>> START Data listing
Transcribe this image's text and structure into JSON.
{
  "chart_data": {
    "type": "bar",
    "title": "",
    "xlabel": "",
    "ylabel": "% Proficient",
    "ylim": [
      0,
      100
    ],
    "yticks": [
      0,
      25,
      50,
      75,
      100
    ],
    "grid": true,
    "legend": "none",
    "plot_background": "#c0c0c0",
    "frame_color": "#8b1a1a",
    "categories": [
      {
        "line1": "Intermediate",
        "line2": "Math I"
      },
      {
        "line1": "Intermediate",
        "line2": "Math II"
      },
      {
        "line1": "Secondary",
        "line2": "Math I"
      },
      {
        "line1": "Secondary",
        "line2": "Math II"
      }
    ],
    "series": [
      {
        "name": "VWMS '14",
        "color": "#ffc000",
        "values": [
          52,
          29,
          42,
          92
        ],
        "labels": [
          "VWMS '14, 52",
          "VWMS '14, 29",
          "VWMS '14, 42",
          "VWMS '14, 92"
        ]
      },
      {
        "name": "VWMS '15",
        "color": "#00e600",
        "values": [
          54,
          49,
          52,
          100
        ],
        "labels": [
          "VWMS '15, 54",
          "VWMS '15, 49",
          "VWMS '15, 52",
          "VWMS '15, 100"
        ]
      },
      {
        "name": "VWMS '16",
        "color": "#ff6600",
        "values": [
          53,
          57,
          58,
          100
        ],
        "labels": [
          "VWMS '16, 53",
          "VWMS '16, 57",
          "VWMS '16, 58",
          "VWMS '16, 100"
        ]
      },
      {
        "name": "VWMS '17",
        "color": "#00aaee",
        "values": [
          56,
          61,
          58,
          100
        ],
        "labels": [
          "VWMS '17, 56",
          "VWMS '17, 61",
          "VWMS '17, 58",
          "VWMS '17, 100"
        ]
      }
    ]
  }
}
>> END Data listing
Exercise directions: Read through the lines above and collect those that contain the string "name".

Solution for this problem:
        "name": "VWMS '14",
        "name": "VWMS '15",
        "name": "VWMS '16",
        "name": "VWMS '17",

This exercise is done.